-- Start INFORMATION SUPPLIED --

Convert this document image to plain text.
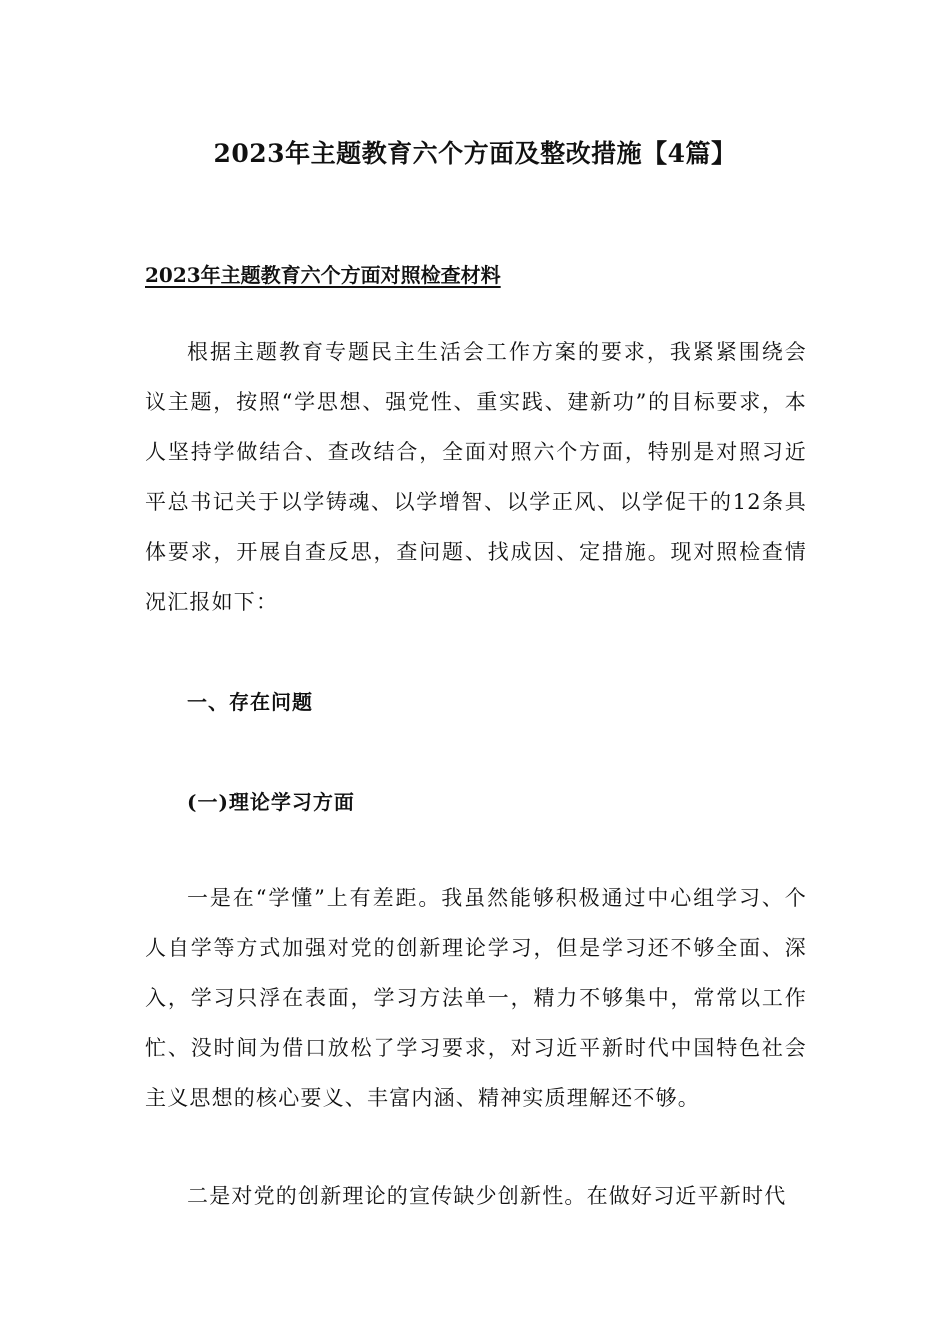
2023年主题教育六个方面及整改措施【4篇】
2023年主题教育六个方面对照检查材料
根据主题教育专题民主生活会工作方案的要求，我紧紧围绕会议主题，按照“学思想、强党性、重实践、建新功”的目标要求，本人坚持学做结合、查改结合，全面对照六个方面，特别是对照习近平总书记关于以学铸魂、以学增智、以学正风、以学促干的12条具体要求，开展自查反思，查问题、找成因、定措施。现对照检查情况汇报如下：
一、存在问题
(一)理论学习方面
一是在“学懂”上有差距。我虽然能够积极通过中心组学习、个人自学等方式加强对党的创新理论学习，但是学习还不够全面、深入，学习只浮在表面，学习方法单一，精力不够集中，常常以工作忙、没时间为借口放松了学习要求，对习近平新时代中国特色社会主义思想的核心要义、丰富内涵、精神实质理解还不够。
二是对党的创新理论的宣传缺少创新性。在做好习近平新时代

-- End INFORMATION SUPPLIED --

* TASK BRIEF:
Without the pictures, restate each entry exactly.

* WRITTEN RESPONSE:
Convert this document image to plain text.
2023年主题教育六个方面及整改措施【4篇】
2023年主题教育六个方面对照检查材料
根据主题教育专题民主生活会工作方案的要求，我紧紧围绕会议主题，按照“学思想、强党性、重实践、建新功”的目标要求，本人坚持学做结合、查改结合，全面对照六个方面，特别是对照习近平总书记关于以学铸魂、以学增智、以学正风、以学促干的12条具体要求，开展自查反思，查问题、找成因、定措施。现对照检查情况汇报如下：
一、存在问题
(一)理论学习方面
一是在“学懂”上有差距。我虽然能够积极通过中心组学习、个人自学等方式加强对党的创新理论学习，但是学习还不够全面、深入，学习只浮在表面，学习方法单一，精力不够集中，常常以工作忙、没时间为借口放松了学习要求，对习近平新时代中国特色社会主义思想的核心要义、丰富内涵、精神实质理解还不够。
二是对党的创新理论的宣传缺少创新性。在做好习近平新时代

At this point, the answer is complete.